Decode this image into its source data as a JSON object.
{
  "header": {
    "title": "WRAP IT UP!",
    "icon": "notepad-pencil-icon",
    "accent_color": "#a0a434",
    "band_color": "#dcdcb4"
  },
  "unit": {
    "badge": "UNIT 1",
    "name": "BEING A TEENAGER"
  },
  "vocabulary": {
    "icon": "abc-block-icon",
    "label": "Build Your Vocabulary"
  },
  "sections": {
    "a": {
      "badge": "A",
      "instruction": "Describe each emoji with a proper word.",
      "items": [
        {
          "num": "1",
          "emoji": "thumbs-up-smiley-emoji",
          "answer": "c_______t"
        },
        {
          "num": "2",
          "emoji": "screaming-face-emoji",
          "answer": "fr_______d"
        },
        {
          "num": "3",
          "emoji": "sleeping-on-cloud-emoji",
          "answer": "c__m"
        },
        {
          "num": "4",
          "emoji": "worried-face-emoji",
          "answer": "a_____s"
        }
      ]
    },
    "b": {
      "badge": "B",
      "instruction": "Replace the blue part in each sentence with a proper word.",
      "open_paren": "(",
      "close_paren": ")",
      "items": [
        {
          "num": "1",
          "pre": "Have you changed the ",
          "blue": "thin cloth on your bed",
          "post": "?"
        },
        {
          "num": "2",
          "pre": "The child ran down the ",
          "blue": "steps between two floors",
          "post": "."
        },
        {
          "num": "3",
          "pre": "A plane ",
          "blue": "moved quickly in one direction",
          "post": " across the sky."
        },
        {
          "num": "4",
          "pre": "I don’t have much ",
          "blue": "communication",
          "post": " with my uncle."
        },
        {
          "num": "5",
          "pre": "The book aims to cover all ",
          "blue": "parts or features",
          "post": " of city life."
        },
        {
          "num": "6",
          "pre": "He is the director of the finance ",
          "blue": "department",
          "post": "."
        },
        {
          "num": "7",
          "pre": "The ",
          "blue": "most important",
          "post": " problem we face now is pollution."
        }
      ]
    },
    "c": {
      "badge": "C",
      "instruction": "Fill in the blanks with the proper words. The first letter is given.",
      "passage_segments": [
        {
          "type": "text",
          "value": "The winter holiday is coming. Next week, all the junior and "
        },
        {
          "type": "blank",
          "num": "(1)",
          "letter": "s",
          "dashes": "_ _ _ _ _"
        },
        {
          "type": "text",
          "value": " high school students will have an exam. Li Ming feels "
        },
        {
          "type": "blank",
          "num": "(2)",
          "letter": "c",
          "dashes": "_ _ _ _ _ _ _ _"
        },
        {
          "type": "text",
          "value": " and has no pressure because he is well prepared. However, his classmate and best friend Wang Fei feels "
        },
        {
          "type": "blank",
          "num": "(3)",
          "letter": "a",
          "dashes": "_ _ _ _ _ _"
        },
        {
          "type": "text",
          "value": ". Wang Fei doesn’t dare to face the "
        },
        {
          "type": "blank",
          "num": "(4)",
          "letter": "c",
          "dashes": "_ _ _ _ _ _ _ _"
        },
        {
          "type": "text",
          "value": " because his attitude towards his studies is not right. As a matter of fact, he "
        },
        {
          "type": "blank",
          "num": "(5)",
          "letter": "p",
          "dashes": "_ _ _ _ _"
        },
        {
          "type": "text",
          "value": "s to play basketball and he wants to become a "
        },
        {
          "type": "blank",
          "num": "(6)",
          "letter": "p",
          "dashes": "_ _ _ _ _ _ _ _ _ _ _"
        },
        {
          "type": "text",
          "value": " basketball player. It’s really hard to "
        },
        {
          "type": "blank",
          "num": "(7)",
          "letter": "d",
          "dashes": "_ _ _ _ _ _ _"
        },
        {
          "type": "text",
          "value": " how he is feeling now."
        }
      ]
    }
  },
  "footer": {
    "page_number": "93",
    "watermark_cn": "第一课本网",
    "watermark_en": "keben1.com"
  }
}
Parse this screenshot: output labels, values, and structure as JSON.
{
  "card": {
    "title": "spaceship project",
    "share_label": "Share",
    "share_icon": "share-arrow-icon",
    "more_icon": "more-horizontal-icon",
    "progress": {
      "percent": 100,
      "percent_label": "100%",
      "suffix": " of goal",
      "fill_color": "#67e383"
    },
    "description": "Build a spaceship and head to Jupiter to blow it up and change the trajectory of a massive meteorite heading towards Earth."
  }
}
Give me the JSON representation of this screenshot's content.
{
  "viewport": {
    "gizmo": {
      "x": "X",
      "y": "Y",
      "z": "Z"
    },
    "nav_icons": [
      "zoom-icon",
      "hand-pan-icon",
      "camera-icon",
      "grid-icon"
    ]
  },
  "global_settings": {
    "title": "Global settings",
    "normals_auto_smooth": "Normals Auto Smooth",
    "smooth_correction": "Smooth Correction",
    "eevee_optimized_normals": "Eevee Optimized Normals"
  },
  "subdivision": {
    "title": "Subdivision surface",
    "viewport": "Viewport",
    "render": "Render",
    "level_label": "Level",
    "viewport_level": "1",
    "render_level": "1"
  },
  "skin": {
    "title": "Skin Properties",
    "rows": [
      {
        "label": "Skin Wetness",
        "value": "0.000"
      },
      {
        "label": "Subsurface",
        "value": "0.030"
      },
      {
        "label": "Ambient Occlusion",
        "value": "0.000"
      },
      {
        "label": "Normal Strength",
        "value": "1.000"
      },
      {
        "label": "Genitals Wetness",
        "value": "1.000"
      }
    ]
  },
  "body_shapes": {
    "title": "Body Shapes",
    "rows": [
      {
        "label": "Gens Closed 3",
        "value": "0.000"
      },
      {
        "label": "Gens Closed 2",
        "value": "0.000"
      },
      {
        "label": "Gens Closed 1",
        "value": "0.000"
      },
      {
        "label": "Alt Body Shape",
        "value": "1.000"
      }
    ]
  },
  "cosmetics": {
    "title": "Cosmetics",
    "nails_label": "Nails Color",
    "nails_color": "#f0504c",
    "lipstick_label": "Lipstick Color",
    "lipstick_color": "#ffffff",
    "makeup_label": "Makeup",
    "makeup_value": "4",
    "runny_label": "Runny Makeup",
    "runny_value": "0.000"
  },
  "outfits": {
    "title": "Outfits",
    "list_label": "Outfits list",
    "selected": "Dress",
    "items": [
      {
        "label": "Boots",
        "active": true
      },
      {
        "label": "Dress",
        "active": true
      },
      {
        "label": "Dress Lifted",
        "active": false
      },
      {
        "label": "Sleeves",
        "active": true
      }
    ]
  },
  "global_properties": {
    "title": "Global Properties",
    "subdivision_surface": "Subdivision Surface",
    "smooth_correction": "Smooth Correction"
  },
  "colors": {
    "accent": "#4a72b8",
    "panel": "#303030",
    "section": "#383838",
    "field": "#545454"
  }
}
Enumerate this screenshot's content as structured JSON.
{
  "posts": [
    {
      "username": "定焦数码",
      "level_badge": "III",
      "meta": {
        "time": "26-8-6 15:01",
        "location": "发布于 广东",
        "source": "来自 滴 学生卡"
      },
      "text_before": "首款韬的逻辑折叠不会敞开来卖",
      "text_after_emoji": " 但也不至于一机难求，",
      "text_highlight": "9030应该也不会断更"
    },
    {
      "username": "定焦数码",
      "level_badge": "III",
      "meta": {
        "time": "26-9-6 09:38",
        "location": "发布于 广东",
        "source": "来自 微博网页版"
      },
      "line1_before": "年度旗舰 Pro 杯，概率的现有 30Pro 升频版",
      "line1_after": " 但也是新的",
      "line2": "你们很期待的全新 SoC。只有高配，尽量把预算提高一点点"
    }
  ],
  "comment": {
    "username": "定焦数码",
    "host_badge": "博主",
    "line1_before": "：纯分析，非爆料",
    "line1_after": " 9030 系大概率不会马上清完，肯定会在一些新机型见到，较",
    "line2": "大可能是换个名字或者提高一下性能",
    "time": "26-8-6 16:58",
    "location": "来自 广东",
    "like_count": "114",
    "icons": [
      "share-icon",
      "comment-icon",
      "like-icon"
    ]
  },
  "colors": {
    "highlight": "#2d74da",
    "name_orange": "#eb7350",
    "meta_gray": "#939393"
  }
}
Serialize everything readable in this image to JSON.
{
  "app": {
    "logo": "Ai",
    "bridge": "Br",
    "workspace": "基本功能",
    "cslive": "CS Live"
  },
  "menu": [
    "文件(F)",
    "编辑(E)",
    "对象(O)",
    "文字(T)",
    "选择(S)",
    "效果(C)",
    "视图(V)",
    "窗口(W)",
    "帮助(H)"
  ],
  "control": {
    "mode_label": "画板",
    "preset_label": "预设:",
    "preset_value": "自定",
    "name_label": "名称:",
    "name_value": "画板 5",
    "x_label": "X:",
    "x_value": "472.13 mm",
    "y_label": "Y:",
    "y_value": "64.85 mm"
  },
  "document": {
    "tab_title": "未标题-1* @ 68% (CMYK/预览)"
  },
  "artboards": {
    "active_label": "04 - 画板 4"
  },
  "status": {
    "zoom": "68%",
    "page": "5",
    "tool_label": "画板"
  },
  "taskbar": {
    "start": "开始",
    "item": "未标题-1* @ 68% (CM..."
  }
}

### [Objective]
Find the line containing "Serialize everything readable", then output it and every line after it to the end of the data, exactly.

### [Answer to the problem]
Serialize everything readable in this image to JSON.
{
  "app": {
    "logo": "Ai",
    "bridge": "Br",
    "workspace": "基本功能",
    "cslive": "CS Live"
  },
  "menu": [
    "文件(F)",
    "编辑(E)",
    "对象(O)",
    "文字(T)",
    "选择(S)",
    "效果(C)",
    "视图(V)",
    "窗口(W)",
    "帮助(H)"
  ],
  "control": {
    "mode_label": "画板",
    "preset_label": "预设:",
    "preset_value": "自定",
    "name_label": "名称:",
    "name_value": "画板 5",
    "x_label": "X:",
    "x_value": "472.13 mm",
    "y_label": "Y:",
    "y_value": "64.85 mm"
  },
  "document": {
    "tab_title": "未标题-1* @ 68% (CMYK/预览)"
  },
  "artboards": {
    "active_label": "04 - 画板 4"
  },
  "status": {
    "zoom": "68%",
    "page": "5",
    "tool_label": "画板"
  },
  "taskbar": {
    "start": "开始",
    "item": "未标题-1* @ 68% (CM..."
  }
}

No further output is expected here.